Directions for this task | Return the material word for word. Do not include the pictures.

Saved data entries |
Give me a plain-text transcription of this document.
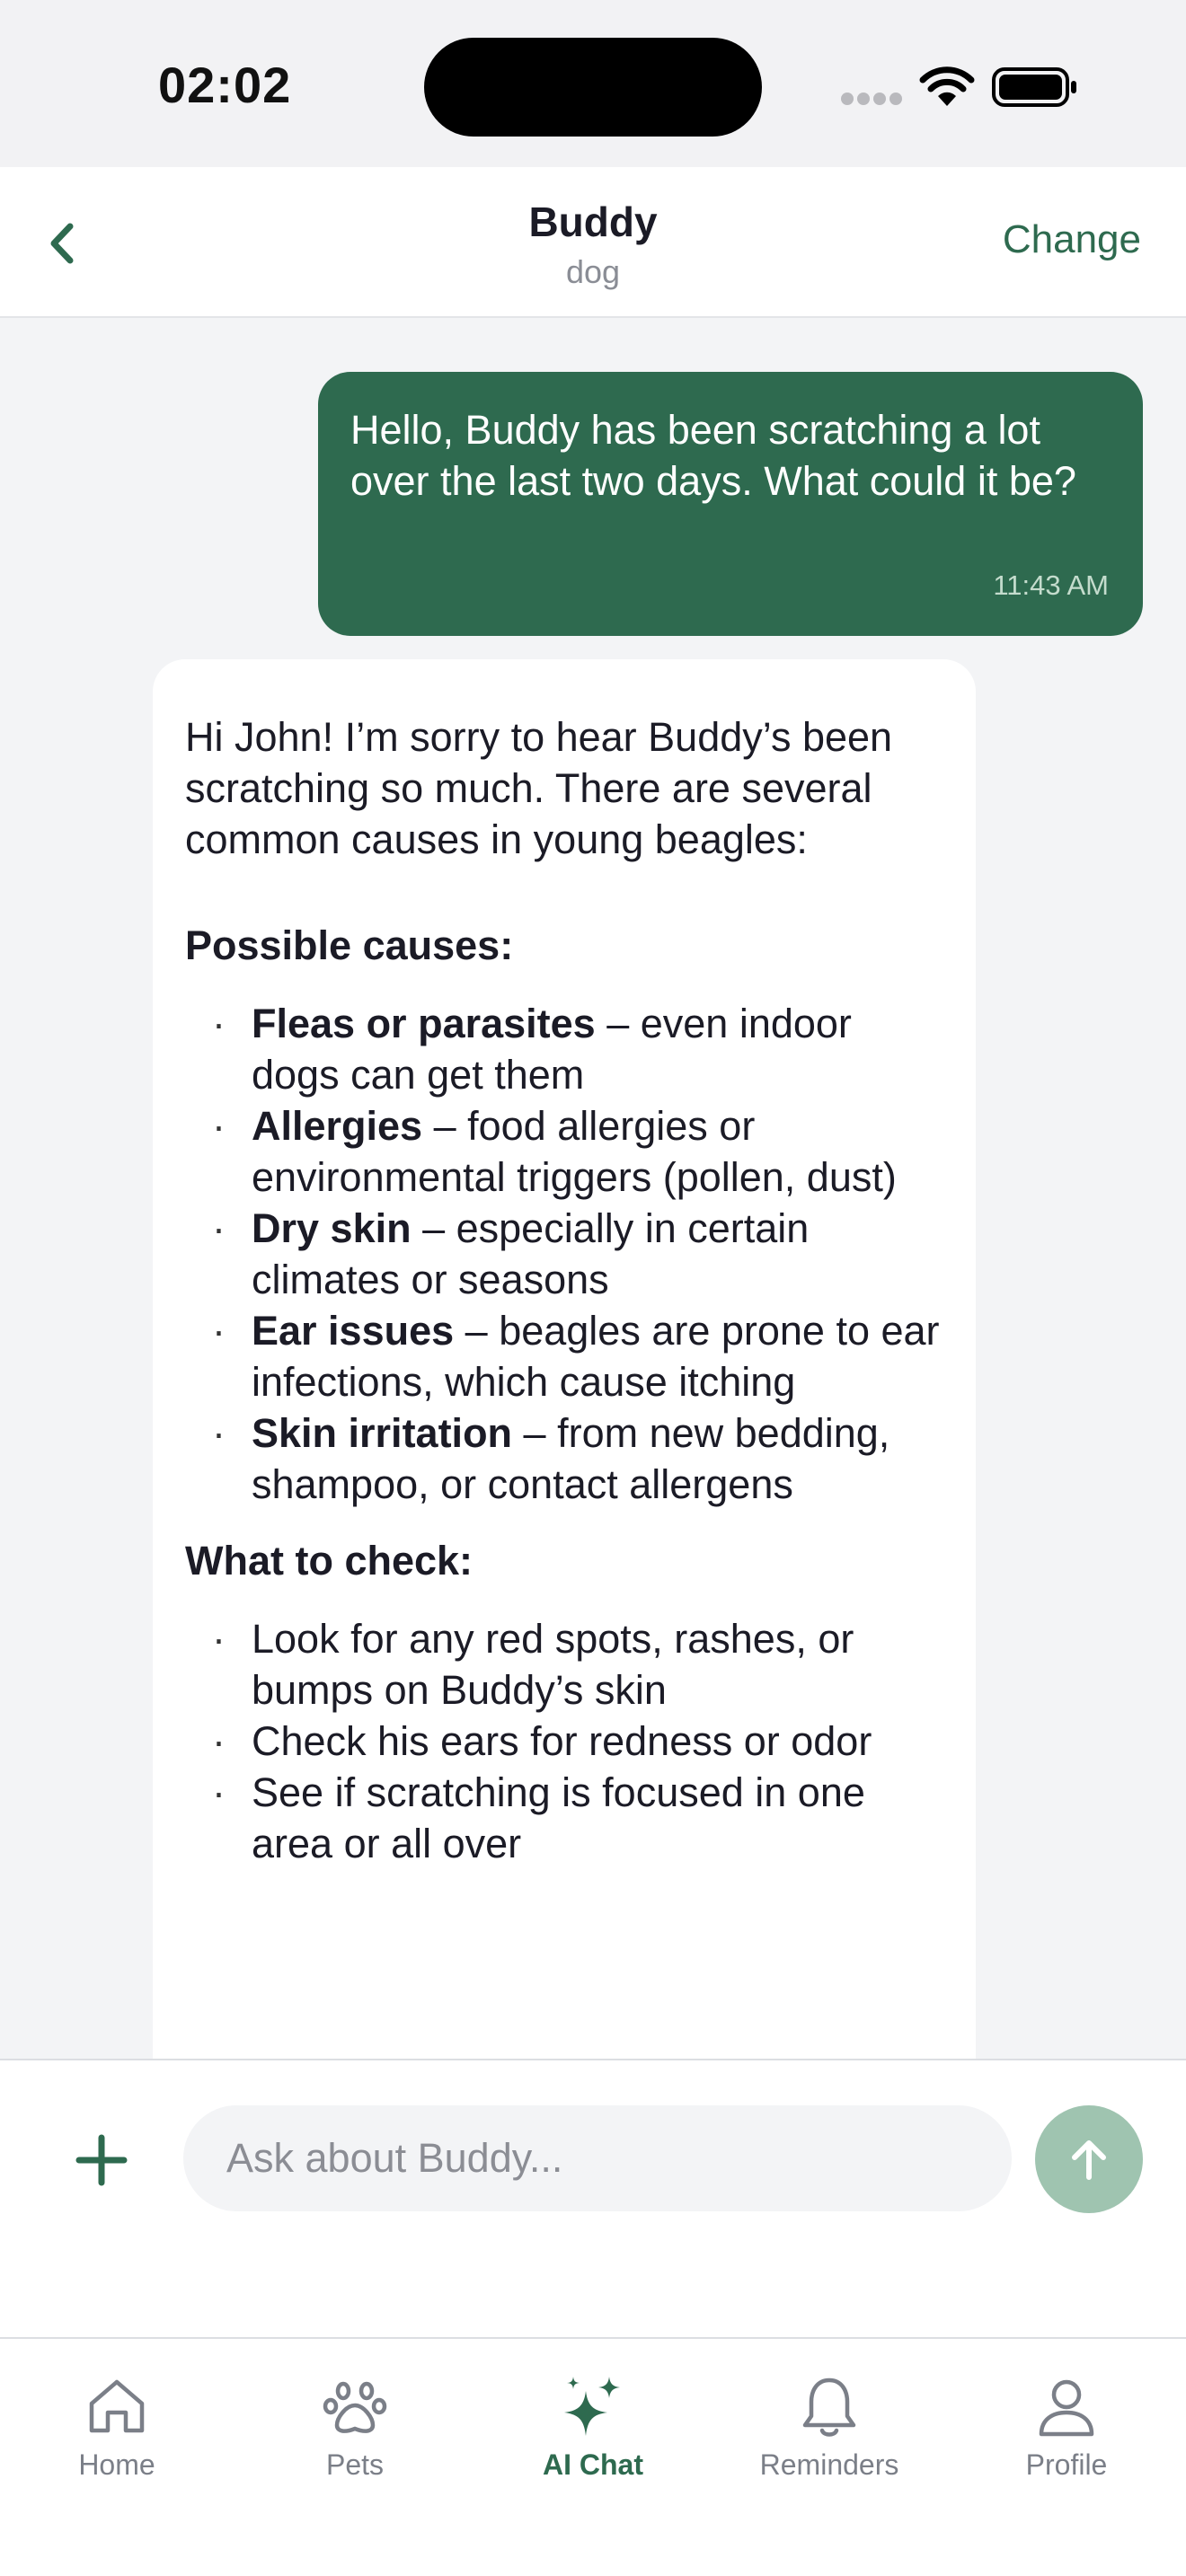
02:02
Buddy
dog
Change
Hello, Buddy has been scratching a lot over the last two days. What could it be?
11:43 AM
Hi John! I’m sorry to hear Buddy’s been scratching so much. There are several common causes in young beagles:
Possible causes:
· Fleas or parasites – even indoor dogs can get them
· Allergies – food allergies or environmental triggers (pollen, dust)
· Dry skin – especially in certain climates or seasons
· Ear issues – beagles are prone to ear infections, which cause itching
· Skin irritation – from new bedding, shampoo, or contact allergens
What to check:
· Look for any red spots, rashes, or bumps on Buddy’s skin
· Check his ears for redness or odor
· See if scratching is focused in one area or all over
Ask about Buddy...
Home	Pets	AI Chat	Reminders	Profile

Written answer |
Give me a plain-text transcription of this document.
02:02
Buddy
dog
Change
Hello, Buddy has been scratching a lot over the last two days. What could it be?
11:43 AM
Hi John! I’m sorry to hear Buddy’s been scratching so much. There are several common causes in young beagles:
Possible causes:
· Fleas or parasites – even indoor dogs can get them
· Allergies – food allergies or environmental triggers (pollen, dust)
· Dry skin – especially in certain climates or seasons
· Ear issues – beagles are prone to ear infections, which cause itching
· Skin irritation – from new bedding, shampoo, or contact allergens
What to check:
· Look for any red spots, rashes, or bumps on Buddy’s skin
· Check his ears for redness or odor
· See if scratching is focused in one area or all over
Ask about Buddy...
Home	Pets	AI Chat	Reminders	Profile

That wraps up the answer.